— start of STORED DATA —

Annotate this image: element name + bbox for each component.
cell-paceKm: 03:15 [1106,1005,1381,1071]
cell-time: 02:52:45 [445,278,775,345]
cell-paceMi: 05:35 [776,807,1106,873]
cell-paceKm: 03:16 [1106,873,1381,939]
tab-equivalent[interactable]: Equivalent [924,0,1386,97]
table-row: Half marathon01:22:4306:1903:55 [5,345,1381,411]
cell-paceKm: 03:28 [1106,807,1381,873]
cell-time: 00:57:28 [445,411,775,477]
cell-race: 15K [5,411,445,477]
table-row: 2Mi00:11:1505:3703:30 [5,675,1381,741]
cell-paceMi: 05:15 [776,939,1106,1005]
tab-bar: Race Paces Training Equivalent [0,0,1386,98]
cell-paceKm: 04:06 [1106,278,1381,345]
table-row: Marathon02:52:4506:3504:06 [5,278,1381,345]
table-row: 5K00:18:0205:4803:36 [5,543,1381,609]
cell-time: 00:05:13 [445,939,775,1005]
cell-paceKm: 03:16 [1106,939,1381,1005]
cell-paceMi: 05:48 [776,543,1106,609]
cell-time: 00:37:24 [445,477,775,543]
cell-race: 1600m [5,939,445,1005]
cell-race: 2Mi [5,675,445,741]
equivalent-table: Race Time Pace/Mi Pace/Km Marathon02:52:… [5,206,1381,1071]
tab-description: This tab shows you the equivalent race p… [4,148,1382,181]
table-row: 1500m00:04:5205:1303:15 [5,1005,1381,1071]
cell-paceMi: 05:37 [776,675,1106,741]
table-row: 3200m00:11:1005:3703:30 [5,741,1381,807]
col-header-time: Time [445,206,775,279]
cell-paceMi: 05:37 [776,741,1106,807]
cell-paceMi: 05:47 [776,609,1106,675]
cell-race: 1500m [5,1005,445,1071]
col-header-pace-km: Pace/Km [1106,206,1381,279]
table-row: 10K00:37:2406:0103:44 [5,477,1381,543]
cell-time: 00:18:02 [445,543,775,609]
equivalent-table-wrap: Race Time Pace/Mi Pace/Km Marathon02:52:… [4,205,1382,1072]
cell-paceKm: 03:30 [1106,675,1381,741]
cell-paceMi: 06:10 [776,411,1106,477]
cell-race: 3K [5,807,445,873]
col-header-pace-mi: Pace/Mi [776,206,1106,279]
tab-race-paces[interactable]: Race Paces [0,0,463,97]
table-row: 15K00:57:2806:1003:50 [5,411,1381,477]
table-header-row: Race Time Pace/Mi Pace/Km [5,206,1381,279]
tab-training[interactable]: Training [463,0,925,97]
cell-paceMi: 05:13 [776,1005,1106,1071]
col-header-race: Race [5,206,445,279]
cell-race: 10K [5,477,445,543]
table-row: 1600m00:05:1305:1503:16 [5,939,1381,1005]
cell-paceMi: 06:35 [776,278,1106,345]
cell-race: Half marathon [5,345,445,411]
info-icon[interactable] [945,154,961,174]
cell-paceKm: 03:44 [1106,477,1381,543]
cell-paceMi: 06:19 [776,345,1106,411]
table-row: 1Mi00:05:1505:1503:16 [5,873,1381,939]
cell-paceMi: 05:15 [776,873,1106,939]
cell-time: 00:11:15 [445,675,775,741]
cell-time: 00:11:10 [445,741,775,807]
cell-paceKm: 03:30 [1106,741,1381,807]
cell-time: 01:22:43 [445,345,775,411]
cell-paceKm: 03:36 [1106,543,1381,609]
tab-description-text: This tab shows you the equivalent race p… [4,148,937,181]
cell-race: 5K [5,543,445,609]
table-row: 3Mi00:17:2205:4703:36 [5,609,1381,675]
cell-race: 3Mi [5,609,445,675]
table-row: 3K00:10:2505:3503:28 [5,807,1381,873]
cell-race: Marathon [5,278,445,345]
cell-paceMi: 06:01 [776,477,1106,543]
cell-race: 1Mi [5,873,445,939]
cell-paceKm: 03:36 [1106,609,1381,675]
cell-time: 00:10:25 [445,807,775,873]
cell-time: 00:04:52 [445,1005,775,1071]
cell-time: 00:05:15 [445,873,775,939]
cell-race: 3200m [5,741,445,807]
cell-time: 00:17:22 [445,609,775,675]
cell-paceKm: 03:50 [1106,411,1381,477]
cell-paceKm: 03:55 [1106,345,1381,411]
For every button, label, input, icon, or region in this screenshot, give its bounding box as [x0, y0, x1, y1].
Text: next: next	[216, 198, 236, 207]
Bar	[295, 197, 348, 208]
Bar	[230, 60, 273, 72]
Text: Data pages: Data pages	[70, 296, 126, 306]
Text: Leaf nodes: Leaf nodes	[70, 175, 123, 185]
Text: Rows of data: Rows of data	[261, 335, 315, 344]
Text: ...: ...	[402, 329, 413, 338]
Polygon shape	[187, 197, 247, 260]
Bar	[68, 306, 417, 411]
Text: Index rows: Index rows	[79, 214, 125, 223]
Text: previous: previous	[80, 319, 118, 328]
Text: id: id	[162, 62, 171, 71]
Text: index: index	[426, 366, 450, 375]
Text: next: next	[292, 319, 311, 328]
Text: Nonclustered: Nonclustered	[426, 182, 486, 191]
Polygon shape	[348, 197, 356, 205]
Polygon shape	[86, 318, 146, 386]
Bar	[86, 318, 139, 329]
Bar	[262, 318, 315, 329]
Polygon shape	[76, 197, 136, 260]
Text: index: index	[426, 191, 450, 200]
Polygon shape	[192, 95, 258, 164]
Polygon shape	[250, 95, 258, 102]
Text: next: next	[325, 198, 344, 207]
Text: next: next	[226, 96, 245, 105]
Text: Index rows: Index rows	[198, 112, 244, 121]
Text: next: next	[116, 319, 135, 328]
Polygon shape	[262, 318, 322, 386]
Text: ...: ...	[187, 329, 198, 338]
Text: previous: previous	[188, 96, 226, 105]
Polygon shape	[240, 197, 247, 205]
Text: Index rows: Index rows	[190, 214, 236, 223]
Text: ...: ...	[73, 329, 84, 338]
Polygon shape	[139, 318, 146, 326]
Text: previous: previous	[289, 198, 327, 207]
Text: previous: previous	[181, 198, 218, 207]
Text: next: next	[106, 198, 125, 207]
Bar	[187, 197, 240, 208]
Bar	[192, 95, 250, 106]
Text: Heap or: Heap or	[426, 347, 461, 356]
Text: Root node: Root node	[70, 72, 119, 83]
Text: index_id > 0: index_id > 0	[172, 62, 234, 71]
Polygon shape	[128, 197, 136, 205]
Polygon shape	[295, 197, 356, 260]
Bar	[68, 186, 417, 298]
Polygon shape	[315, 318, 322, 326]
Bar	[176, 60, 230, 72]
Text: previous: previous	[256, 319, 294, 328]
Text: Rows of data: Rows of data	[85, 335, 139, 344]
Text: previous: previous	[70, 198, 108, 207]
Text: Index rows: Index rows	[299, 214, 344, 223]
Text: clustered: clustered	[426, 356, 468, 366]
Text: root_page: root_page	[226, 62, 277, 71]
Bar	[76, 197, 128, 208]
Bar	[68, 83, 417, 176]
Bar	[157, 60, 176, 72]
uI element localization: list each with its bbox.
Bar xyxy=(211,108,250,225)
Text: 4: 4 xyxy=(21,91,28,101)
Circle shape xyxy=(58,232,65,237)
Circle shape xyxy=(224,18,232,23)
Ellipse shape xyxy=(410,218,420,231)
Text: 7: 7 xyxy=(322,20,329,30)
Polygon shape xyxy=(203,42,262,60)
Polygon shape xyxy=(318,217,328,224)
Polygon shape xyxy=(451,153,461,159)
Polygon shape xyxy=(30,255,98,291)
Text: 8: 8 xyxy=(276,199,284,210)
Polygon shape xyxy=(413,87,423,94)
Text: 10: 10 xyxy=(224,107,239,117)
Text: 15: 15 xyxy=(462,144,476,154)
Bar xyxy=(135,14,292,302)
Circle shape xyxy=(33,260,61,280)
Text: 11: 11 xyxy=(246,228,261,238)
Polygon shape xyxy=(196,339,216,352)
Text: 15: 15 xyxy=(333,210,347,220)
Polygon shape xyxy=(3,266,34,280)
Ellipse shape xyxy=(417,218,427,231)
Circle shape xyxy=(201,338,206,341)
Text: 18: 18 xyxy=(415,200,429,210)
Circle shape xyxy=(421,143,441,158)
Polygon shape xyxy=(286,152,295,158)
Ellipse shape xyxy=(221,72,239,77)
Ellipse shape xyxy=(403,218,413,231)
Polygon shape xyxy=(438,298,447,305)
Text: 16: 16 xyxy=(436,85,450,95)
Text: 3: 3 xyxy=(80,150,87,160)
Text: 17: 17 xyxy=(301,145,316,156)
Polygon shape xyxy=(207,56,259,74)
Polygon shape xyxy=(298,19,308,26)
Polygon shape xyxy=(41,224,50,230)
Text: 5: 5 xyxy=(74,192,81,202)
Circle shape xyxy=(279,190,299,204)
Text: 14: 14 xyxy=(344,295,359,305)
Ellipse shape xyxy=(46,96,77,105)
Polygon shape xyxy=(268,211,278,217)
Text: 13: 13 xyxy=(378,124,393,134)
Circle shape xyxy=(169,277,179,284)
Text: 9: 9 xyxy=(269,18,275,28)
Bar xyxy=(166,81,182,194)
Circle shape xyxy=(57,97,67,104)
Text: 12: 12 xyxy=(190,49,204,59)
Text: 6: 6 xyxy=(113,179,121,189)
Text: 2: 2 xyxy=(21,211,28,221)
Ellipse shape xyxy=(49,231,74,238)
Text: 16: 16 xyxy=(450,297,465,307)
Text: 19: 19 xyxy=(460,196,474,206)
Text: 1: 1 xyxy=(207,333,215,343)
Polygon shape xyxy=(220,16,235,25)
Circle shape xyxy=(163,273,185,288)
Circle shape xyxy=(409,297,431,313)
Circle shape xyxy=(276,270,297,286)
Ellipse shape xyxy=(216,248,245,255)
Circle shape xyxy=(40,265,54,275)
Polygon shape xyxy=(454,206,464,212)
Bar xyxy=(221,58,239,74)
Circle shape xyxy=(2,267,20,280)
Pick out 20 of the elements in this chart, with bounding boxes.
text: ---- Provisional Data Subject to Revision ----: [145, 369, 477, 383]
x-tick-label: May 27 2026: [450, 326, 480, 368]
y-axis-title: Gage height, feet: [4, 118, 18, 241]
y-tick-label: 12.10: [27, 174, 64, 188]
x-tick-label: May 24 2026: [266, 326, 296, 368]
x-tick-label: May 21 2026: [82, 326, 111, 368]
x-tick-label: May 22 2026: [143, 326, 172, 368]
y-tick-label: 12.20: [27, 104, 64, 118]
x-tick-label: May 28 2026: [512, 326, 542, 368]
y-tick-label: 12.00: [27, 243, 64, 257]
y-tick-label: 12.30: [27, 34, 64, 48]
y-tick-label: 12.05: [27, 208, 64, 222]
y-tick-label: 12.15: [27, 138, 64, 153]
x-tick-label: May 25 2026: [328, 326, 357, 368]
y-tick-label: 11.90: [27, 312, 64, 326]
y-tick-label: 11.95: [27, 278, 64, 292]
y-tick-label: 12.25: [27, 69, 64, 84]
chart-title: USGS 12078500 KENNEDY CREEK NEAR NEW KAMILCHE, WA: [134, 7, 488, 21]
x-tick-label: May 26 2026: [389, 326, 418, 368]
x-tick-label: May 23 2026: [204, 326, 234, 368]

— end of STORED DATA —

*EXERCISE PROMPT*:
Please repeat the stretch of the records from the beginning through the line that contains "table-row: Half marathon01:22:4306:1903:55", including both ends.

*WRITTEN ANSWER*:
Annotate this image: element name + bbox for each component.
cell-paceKm: 03:15 [1106,1005,1381,1071]
cell-time: 02:52:45 [445,278,775,345]
cell-paceMi: 05:35 [776,807,1106,873]
cell-paceKm: 03:16 [1106,873,1381,939]
tab-equivalent[interactable]: Equivalent [924,0,1386,97]
table-row: Half marathon01:22:4306:1903:55 [5,345,1381,411]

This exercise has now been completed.